**AVAILABLE RECORDS**.
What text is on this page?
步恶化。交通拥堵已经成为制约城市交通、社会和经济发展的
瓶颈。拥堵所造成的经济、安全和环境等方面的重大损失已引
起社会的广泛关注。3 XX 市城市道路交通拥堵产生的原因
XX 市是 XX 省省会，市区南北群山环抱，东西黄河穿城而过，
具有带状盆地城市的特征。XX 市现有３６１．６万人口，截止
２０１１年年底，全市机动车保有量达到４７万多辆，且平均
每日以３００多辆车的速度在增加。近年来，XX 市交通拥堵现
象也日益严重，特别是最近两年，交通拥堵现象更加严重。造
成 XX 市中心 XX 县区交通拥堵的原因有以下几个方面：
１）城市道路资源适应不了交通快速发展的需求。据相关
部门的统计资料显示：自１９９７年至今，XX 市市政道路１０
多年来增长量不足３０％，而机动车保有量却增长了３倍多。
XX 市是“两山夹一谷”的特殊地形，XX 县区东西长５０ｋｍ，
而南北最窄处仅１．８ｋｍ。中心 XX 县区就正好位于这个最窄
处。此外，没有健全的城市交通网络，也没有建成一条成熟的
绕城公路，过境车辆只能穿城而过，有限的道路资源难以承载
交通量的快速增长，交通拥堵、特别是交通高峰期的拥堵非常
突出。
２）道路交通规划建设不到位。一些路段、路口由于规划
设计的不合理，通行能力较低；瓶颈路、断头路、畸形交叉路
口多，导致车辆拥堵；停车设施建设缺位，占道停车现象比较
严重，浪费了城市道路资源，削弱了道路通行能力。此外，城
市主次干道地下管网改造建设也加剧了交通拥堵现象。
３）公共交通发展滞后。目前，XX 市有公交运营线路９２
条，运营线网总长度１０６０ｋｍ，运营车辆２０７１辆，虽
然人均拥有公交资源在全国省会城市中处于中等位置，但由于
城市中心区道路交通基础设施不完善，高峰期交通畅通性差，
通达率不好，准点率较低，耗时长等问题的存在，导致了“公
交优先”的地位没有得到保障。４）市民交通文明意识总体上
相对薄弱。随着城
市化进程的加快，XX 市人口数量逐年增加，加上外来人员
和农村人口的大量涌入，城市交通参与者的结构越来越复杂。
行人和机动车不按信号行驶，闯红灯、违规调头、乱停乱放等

**WRITTEN TASK**.
Give back the data above exactly as it appears.

**TASK RESULT**.
What text is on this page?
步恶化。交通拥堵已经成为制约城市交通、社会和经济发展的
瓶颈。拥堵所造成的经济、安全和环境等方面的重大损失已引
起社会的广泛关注。3 XX 市城市道路交通拥堵产生的原因
XX 市是 XX 省省会，市区南北群山环抱，东西黄河穿城而过，
具有带状盆地城市的特征。XX 市现有３６１．６万人口，截止
２０１１年年底，全市机动车保有量达到４７万多辆，且平均
每日以３００多辆车的速度在增加。近年来，XX 市交通拥堵现
象也日益严重，特别是最近两年，交通拥堵现象更加严重。造
成 XX 市中心 XX 县区交通拥堵的原因有以下几个方面：
１）城市道路资源适应不了交通快速发展的需求。据相关
部门的统计资料显示：自１９９７年至今，XX 市市政道路１０
多年来增长量不足３０％，而机动车保有量却增长了３倍多。
XX 市是“两山夹一谷”的特殊地形，XX 县区东西长５０ｋｍ，
而南北最窄处仅１．８ｋｍ。中心 XX 县区就正好位于这个最窄
处。此外，没有健全的城市交通网络，也没有建成一条成熟的
绕城公路，过境车辆只能穿城而过，有限的道路资源难以承载
交通量的快速增长，交通拥堵、特别是交通高峰期的拥堵非常
突出。
２）道路交通规划建设不到位。一些路段、路口由于规划
设计的不合理，通行能力较低；瓶颈路、断头路、畸形交叉路
口多，导致车辆拥堵；停车设施建设缺位，占道停车现象比较
严重，浪费了城市道路资源，削弱了道路通行能力。此外，城
市主次干道地下管网改造建设也加剧了交通拥堵现象。
３）公共交通发展滞后。目前，XX 市有公交运营线路９２
条，运营线网总长度１０６０ｋｍ，运营车辆２０７１辆，虽
然人均拥有公交资源在全国省会城市中处于中等位置，但由于
城市中心区道路交通基础设施不完善，高峰期交通畅通性差，
通达率不好，准点率较低，耗时长等问题的存在，导致了“公
交优先”的地位没有得到保障。４）市民交通文明意识总体上
相对薄弱。随着城
市化进程的加快，XX 市人口数量逐年增加，加上外来人员
和农村人口的大量涌入，城市交通参与者的结构越来越复杂。
行人和机动车不按信号行驶，闯红灯、违规调头、乱停乱放等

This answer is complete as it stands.